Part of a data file

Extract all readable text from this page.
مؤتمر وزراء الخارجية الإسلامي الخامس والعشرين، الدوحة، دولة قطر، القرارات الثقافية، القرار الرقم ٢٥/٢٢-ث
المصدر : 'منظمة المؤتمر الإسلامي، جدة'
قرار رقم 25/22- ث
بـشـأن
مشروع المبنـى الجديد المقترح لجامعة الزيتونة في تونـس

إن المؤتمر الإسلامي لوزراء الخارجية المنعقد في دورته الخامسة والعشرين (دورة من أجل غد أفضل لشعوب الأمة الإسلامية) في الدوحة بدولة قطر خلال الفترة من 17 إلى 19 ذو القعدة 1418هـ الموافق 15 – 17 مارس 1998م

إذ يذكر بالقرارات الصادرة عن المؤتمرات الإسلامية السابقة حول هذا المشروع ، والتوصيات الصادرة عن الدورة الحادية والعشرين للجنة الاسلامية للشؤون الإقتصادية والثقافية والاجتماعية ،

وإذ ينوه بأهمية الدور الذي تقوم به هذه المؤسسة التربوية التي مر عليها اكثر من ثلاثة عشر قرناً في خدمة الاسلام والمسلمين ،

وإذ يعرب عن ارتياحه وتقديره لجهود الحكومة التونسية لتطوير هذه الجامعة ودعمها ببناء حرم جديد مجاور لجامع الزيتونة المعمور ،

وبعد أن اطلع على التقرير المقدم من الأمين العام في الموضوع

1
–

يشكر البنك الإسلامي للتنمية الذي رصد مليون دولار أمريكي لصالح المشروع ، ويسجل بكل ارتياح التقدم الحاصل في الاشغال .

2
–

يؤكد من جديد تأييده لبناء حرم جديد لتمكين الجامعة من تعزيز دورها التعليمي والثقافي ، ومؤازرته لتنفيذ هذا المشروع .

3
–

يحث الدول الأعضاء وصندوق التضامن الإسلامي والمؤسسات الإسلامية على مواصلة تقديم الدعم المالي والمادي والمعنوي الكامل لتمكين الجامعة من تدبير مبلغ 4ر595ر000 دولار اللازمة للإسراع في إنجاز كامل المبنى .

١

### Task statement
Reproduce each entry exactly, leaving out nothing.

### Correct response
Extract all readable text from this page.
مؤتمر وزراء الخارجية الإسلامي الخامس والعشرين، الدوحة، دولة قطر، القرارات الثقافية، القرار الرقم ٢٥/٢٢-ث
المصدر : 'منظمة المؤتمر الإسلامي، جدة'
قرار رقم 25/22- ث
بـشـأن
مشروع المبنـى الجديد المقترح لجامعة الزيتونة في تونـس

إن المؤتمر الإسلامي لوزراء الخارجية المنعقد في دورته الخامسة والعشرين (دورة من أجل غد أفضل لشعوب الأمة الإسلامية) في الدوحة بدولة قطر خلال الفترة من 17 إلى 19 ذو القعدة 1418هـ الموافق 15 – 17 مارس 1998م

إذ يذكر بالقرارات الصادرة عن المؤتمرات الإسلامية السابقة حول هذا المشروع ، والتوصيات الصادرة عن الدورة الحادية والعشرين للجنة الاسلامية للشؤون الإقتصادية والثقافية والاجتماعية ،

وإذ ينوه بأهمية الدور الذي تقوم به هذه المؤسسة التربوية التي مر عليها اكثر من ثلاثة عشر قرناً في خدمة الاسلام والمسلمين ،

وإذ يعرب عن ارتياحه وتقديره لجهود الحكومة التونسية لتطوير هذه الجامعة ودعمها ببناء حرم جديد مجاور لجامع الزيتونة المعمور ،

وبعد أن اطلع على التقرير المقدم من الأمين العام في الموضوع

1
–

يشكر البنك الإسلامي للتنمية الذي رصد مليون دولار أمريكي لصالح المشروع ، ويسجل بكل ارتياح التقدم الحاصل في الاشغال .

2
–

يؤكد من جديد تأييده لبناء حرم جديد لتمكين الجامعة من تعزيز دورها التعليمي والثقافي ، ومؤازرته لتنفيذ هذا المشروع .

3
–

يحث الدول الأعضاء وصندوق التضامن الإسلامي والمؤسسات الإسلامية على مواصلة تقديم الدعم المالي والمادي والمعنوي الكامل لتمكين الجامعة من تدبير مبلغ 4ر595ر000 دولار اللازمة للإسراع في إنجاز كامل المبنى .

١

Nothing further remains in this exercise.